## Begin Records supplied

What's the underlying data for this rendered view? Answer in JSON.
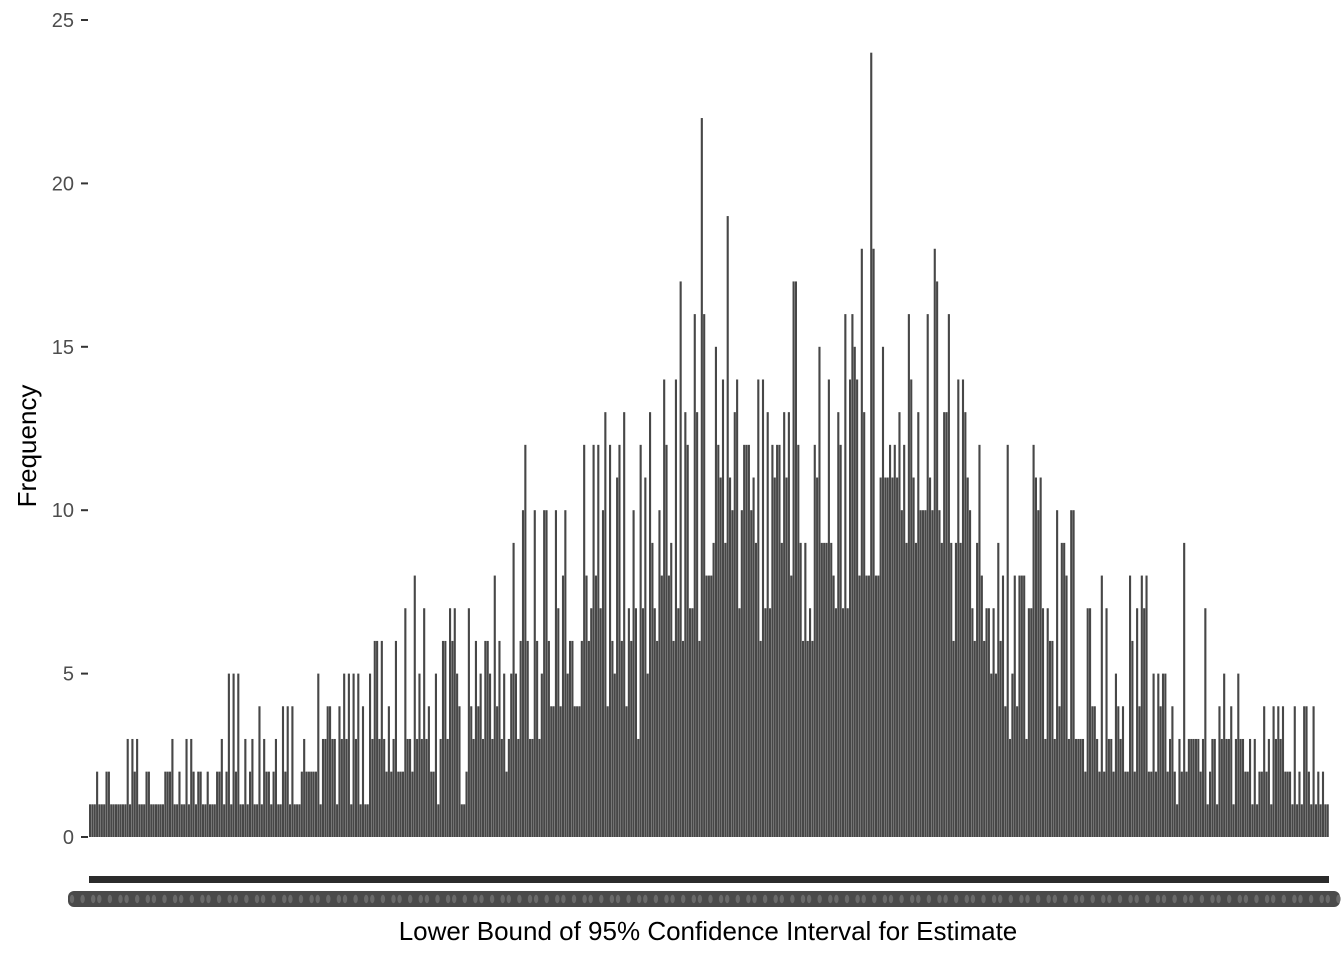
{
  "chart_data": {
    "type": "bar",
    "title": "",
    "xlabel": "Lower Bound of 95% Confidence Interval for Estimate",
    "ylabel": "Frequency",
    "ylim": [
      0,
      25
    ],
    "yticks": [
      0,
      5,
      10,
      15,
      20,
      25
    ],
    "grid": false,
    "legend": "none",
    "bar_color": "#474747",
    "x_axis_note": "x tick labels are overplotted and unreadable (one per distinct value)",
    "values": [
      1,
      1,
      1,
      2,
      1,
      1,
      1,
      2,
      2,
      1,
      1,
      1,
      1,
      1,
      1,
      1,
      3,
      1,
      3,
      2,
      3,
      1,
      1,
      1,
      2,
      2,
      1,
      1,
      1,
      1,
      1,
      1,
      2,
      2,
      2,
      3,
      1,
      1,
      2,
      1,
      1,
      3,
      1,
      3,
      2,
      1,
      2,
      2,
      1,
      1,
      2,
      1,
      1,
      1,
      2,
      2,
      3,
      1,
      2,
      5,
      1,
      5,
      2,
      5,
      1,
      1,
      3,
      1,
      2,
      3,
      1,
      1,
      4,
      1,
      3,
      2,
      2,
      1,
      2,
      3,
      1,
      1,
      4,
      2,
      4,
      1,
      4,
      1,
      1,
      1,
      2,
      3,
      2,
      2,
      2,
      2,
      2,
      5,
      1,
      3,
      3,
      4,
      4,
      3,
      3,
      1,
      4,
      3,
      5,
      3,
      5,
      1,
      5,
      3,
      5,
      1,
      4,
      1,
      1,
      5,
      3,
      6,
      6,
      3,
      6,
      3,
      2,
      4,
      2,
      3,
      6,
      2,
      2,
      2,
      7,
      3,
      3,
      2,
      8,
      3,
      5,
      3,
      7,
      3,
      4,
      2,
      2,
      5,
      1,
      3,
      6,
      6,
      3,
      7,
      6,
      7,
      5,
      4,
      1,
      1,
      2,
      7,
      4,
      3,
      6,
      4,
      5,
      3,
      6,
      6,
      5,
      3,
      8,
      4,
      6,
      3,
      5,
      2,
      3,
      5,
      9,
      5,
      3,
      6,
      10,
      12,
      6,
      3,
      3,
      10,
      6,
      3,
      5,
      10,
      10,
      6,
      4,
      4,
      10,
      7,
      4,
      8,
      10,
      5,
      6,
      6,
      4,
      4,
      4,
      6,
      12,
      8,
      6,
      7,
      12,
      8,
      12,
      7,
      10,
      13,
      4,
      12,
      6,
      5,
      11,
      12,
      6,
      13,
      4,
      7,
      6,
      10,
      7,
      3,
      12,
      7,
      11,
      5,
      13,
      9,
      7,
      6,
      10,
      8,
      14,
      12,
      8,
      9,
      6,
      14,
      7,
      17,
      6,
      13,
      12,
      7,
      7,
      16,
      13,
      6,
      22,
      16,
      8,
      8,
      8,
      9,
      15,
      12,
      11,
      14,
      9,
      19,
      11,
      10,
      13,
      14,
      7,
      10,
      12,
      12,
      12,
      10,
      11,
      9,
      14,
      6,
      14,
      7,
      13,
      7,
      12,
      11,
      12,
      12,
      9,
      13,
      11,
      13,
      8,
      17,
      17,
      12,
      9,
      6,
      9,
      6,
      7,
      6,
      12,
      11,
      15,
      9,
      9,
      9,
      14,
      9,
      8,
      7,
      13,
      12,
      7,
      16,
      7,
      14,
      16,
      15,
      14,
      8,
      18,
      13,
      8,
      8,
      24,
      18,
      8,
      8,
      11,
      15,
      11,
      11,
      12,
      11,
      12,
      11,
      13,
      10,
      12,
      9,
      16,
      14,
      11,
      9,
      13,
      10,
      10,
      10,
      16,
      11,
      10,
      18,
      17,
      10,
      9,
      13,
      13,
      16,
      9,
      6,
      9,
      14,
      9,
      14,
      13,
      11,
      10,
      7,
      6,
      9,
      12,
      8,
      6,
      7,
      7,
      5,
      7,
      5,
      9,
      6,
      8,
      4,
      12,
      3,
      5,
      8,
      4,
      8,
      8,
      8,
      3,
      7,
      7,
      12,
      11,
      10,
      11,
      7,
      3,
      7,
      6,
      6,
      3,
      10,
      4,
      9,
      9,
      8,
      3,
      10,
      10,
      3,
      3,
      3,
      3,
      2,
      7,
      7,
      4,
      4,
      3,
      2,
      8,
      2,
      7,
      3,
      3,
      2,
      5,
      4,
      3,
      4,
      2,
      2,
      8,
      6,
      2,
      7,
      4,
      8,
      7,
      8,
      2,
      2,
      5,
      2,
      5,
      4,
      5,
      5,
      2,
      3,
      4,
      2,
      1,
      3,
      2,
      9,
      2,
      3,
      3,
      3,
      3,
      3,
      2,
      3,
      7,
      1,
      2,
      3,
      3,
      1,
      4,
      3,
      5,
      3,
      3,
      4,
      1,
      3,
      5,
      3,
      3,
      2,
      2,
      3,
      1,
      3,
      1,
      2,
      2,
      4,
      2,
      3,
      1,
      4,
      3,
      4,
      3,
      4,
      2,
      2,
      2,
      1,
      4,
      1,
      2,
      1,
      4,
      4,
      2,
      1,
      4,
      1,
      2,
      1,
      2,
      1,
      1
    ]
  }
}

## End Records supplied
## Begin Records supplied

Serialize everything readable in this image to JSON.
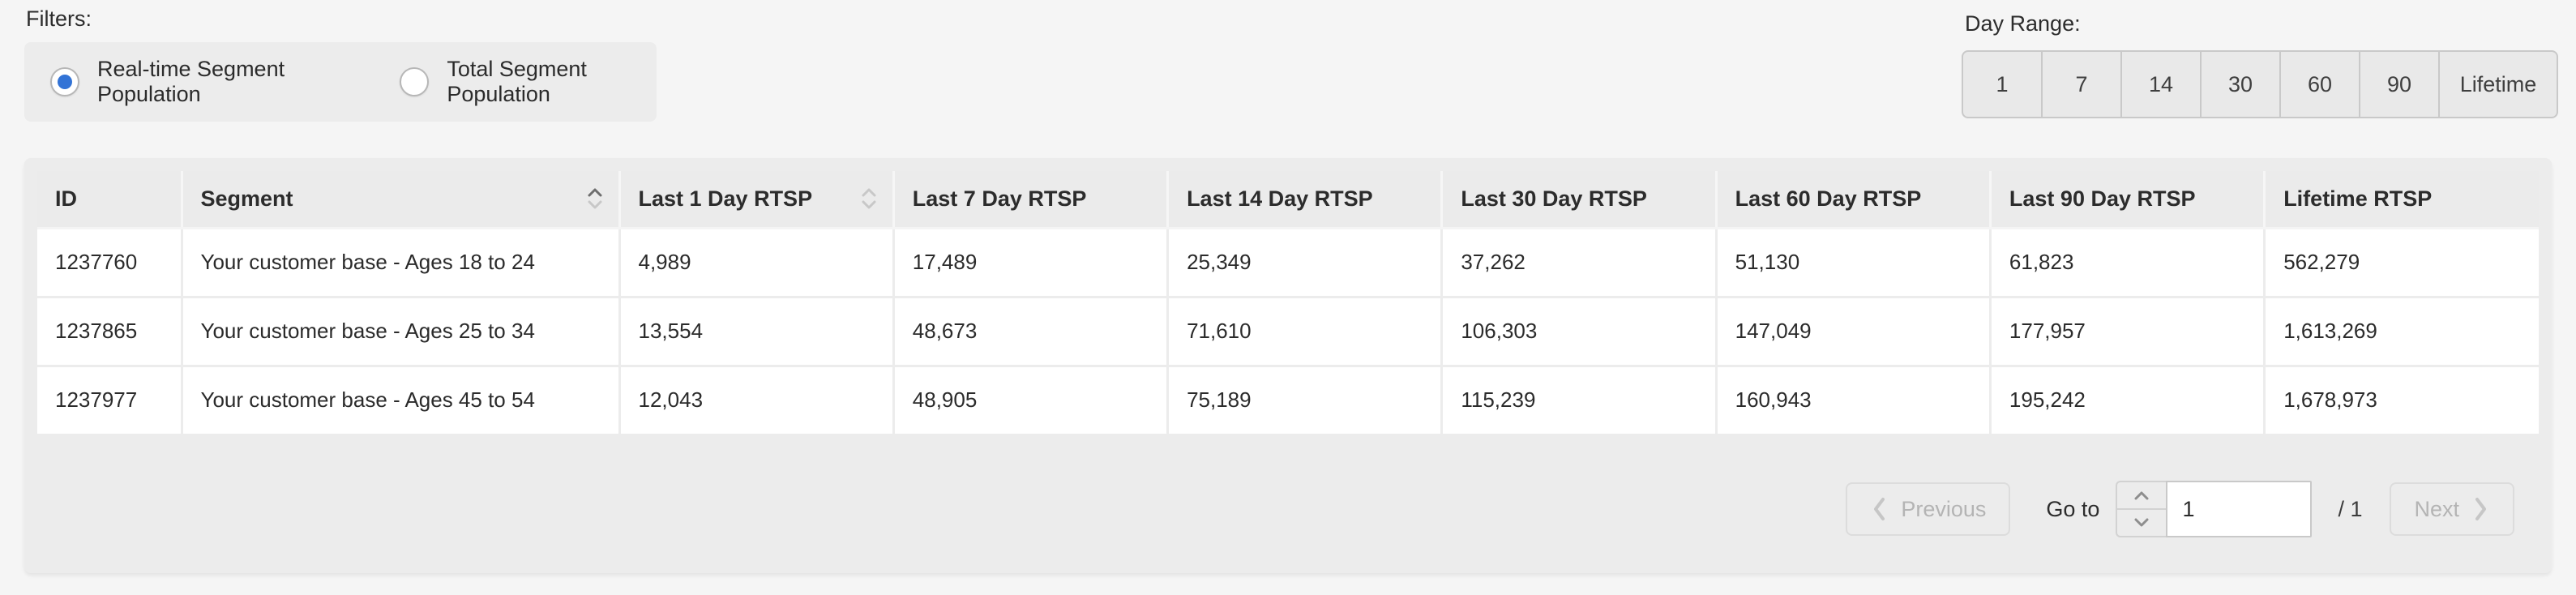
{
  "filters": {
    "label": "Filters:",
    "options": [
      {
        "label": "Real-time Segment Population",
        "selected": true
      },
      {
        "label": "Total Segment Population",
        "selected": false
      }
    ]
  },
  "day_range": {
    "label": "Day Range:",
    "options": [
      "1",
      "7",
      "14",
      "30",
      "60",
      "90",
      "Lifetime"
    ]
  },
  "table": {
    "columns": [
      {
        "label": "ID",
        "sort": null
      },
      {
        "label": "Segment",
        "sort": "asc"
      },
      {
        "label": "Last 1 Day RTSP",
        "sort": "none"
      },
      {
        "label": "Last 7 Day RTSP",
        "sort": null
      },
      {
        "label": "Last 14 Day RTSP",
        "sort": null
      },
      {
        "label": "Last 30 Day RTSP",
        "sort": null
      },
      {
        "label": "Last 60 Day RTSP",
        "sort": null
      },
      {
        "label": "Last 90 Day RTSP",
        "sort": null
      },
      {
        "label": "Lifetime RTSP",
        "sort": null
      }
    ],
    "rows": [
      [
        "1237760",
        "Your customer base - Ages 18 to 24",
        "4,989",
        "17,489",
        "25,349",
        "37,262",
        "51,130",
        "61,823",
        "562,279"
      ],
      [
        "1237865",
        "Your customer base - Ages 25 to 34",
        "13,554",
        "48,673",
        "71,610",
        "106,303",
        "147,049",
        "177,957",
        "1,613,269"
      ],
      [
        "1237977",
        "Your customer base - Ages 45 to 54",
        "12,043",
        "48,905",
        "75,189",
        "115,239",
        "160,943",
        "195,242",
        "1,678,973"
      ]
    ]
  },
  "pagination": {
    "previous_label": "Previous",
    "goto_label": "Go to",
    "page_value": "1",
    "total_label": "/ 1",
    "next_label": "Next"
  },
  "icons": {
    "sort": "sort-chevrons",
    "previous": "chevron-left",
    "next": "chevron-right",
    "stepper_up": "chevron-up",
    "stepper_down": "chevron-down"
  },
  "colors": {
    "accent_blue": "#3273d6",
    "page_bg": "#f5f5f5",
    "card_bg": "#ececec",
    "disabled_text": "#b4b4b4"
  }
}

## End Records supplied

» Problem description
Check each line above for the string "JSON" and show the ones that have it.

» Response
What's the underlying data for this rendered view? Answer in JSON.
Serialize everything readable in this image to JSON.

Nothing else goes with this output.